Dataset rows
^^^^^^^^

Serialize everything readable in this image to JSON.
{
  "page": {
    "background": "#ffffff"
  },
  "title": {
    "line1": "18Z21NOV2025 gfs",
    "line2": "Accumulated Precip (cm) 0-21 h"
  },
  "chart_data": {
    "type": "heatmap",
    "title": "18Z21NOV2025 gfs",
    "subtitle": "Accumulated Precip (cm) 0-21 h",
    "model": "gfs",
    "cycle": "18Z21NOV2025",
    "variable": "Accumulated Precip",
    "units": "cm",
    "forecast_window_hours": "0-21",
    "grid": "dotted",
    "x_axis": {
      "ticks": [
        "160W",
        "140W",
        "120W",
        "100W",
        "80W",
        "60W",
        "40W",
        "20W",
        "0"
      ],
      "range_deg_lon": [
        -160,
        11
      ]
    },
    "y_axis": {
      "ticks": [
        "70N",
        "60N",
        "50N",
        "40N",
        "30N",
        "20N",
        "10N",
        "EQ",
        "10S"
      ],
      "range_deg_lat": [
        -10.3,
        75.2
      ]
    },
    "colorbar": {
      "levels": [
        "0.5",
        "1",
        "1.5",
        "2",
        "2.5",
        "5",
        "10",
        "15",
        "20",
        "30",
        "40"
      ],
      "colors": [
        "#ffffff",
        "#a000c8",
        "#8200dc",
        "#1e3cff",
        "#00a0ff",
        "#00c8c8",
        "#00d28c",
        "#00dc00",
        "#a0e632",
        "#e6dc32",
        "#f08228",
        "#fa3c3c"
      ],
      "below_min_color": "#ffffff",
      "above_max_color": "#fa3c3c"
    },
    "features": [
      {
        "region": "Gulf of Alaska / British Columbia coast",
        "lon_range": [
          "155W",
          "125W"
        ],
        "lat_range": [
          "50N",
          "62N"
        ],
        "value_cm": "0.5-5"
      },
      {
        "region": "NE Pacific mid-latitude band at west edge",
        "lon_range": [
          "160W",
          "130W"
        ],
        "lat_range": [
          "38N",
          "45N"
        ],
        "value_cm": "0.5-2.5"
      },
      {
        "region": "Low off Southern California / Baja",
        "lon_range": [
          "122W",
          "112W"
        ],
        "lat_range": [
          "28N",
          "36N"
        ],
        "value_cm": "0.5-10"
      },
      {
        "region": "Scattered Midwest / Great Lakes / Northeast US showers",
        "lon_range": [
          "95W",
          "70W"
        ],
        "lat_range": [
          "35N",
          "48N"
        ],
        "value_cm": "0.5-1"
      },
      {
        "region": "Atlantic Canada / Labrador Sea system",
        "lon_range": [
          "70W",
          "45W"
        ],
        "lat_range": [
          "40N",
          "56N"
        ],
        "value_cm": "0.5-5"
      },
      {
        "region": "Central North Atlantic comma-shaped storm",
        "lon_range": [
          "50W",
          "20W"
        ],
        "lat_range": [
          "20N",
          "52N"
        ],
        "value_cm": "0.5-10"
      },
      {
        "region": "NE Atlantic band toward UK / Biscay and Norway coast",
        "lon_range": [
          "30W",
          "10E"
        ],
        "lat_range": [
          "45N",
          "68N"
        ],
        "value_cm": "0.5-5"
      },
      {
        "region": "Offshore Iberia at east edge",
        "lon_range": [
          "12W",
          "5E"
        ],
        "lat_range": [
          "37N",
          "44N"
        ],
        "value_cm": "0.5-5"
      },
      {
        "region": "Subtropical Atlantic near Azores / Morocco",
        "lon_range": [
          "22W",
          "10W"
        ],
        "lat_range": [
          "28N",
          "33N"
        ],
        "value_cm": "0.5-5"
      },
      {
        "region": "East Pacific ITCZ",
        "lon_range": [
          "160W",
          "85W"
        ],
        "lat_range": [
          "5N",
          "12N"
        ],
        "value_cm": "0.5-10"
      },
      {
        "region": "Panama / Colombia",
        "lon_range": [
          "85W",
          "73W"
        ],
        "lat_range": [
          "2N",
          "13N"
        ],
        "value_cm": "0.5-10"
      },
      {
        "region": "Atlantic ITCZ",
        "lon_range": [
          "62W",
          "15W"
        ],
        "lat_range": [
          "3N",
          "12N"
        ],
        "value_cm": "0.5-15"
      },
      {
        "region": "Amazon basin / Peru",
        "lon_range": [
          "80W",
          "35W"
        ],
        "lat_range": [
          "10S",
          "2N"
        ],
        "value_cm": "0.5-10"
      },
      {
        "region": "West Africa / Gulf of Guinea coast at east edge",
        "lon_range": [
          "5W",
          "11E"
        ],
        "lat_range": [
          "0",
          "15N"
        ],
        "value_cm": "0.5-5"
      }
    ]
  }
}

^^^^^^^^

■ **WHAT YOU NEED TO DO**
Return all lines of the material above in which the word "coast" occurs.

■ **FULL ANSWER**
        "region": "Gulf of Alaska / British Columbia coast",
        "region": "NE Atlantic band toward UK / Biscay and Norway coast",
        "region": "West Africa / Gulf of Guinea coast at east edge",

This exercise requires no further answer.